Will you write out the data exactly, excluding every picture?

======== Dataset excerpts

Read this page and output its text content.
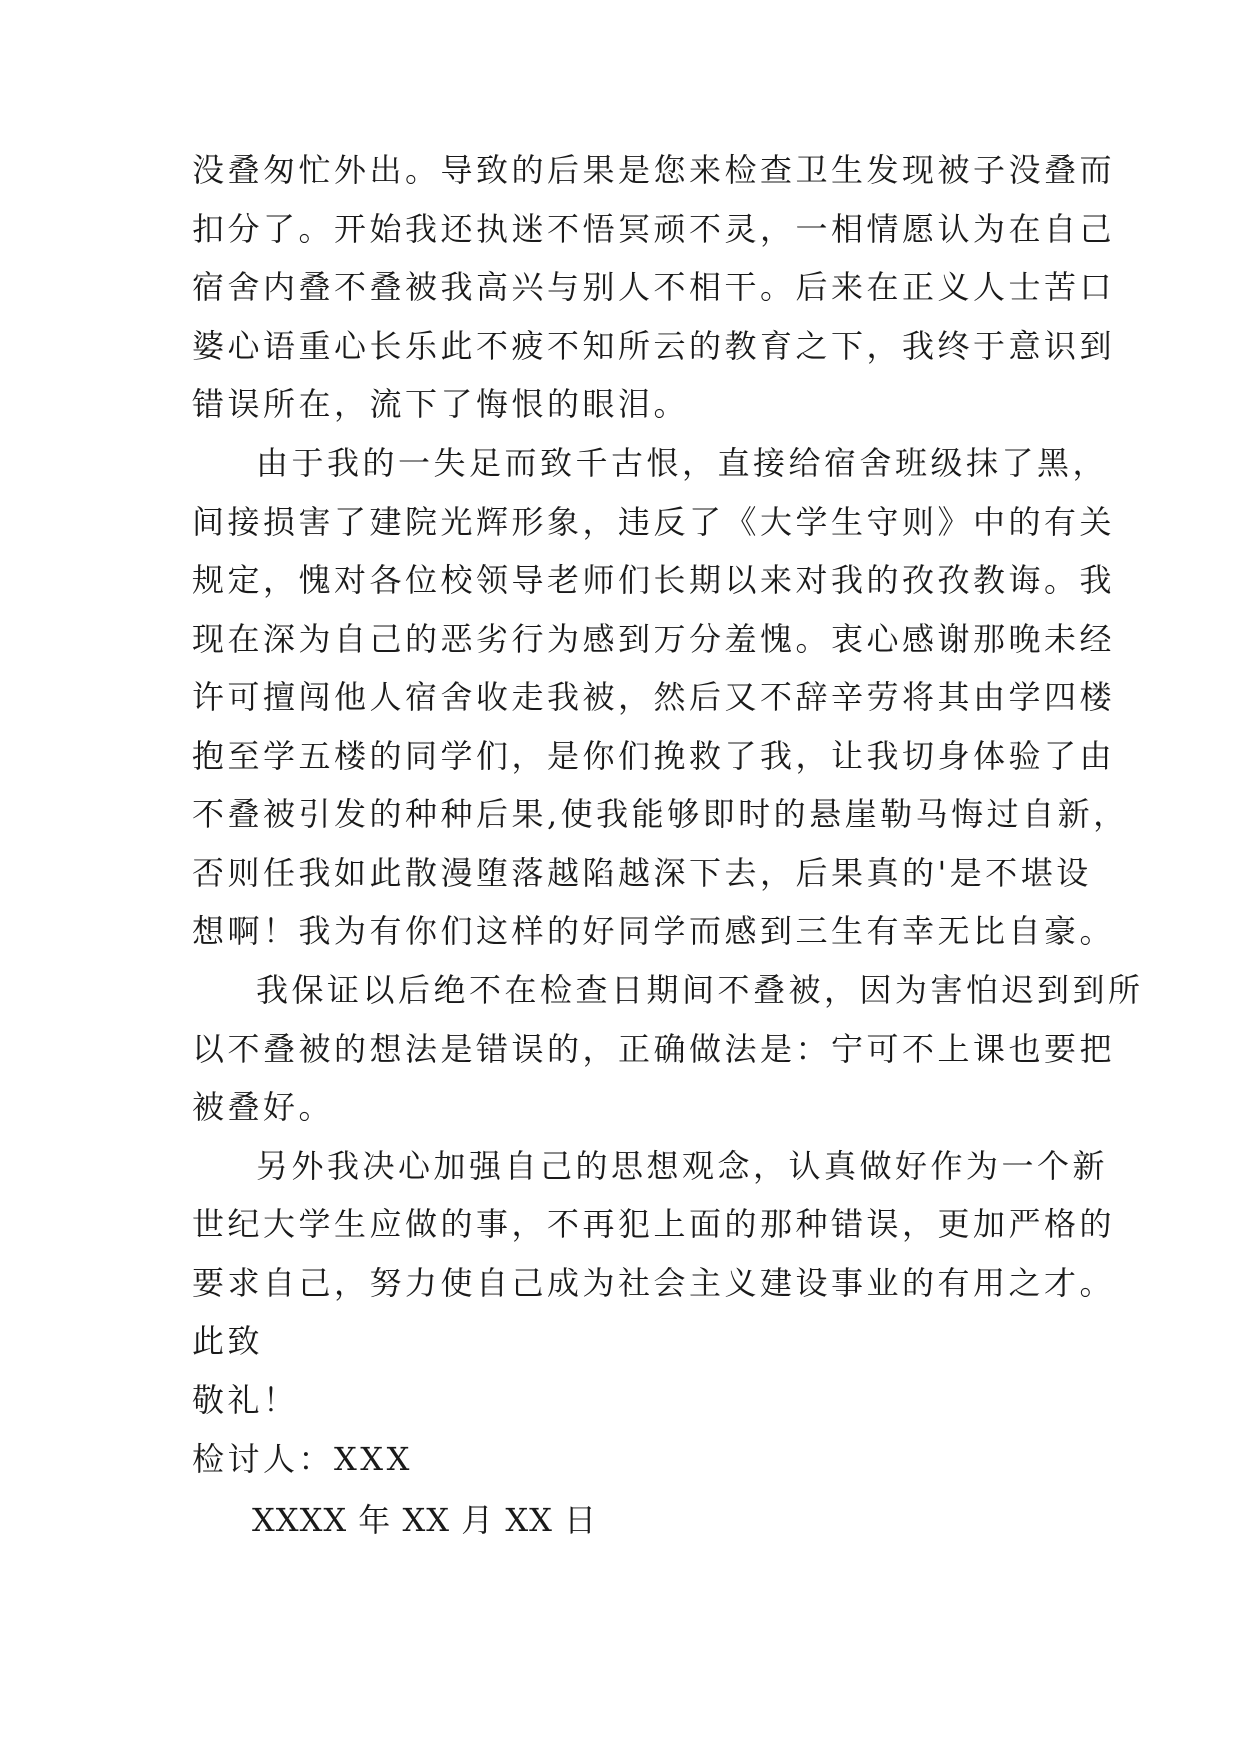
没叠匆忙外出。导致的后果是您来检查卫生发现被子没叠而
扣分了。开始我还执迷不悟冥顽不灵，一相情愿认为在自己
宿舍内叠不叠被我高兴与别人不相干。后来在正义人士苦口
婆心语重心长乐此不疲不知所云的教育之下，我终于意识到
错误所在，流下了悔恨的眼泪。
由于我的一失足而致千古恨，直接给宿舍班级抹了黑，
间接损害了建院光辉形象，违反了《大学生守则》中的有关
规定，愧对各位校领导老师们长期以来对我的孜孜教诲。我
现在深为自己的恶劣行为感到万分羞愧。衷心感谢那晚未经
许可擅闯他人宿舍收走我被，然后又不辞辛劳将其由学四楼
抱至学五楼的同学们，是你们挽救了我，让我切身体验了由
不叠被引发的种种后果,使我能够即时的悬崖勒马悔过自新，
否则任我如此散漫堕落越陷越深下去，后果真的'是不堪设
想啊！我为有你们这样的好同学而感到三生有幸无比自豪。
我保证以后绝不在检查日期间不叠被，因为害怕迟到到所
以不叠被的想法是错误的，正确做法是：宁可不上课也要把
被叠好。
另外我决心加强自己的思想观念，认真做好作为一个新
世纪大学生应做的事，不再犯上面的那种错误，更加严格的
要求自己，努力使自己成为社会主义建设事业的有用之才。
此致
敬礼！
检讨人：XXX
XXXX 年 XX 月 XX 日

================

* _Solution to this problem_:
Read this page and output its text content.
没叠匆忙外出。导致的后果是您来检查卫生发现被子没叠而
扣分了。开始我还执迷不悟冥顽不灵，一相情愿认为在自己
宿舍内叠不叠被我高兴与别人不相干。后来在正义人士苦口
婆心语重心长乐此不疲不知所云的教育之下，我终于意识到
错误所在，流下了悔恨的眼泪。
由于我的一失足而致千古恨，直接给宿舍班级抹了黑，
间接损害了建院光辉形象，违反了《大学生守则》中的有关
规定，愧对各位校领导老师们长期以来对我的孜孜教诲。我
现在深为自己的恶劣行为感到万分羞愧。衷心感谢那晚未经
许可擅闯他人宿舍收走我被，然后又不辞辛劳将其由学四楼
抱至学五楼的同学们，是你们挽救了我，让我切身体验了由
不叠被引发的种种后果,使我能够即时的悬崖勒马悔过自新，
否则任我如此散漫堕落越陷越深下去，后果真的'是不堪设
想啊！我为有你们这样的好同学而感到三生有幸无比自豪。
我保证以后绝不在检查日期间不叠被，因为害怕迟到到所
以不叠被的想法是错误的，正确做法是：宁可不上课也要把
被叠好。
另外我决心加强自己的思想观念，认真做好作为一个新
世纪大学生应做的事，不再犯上面的那种错误，更加严格的
要求自己，努力使自己成为社会主义建设事业的有用之才。
此致
敬礼！
检讨人：XXX
XXXX 年 XX 月 XX 日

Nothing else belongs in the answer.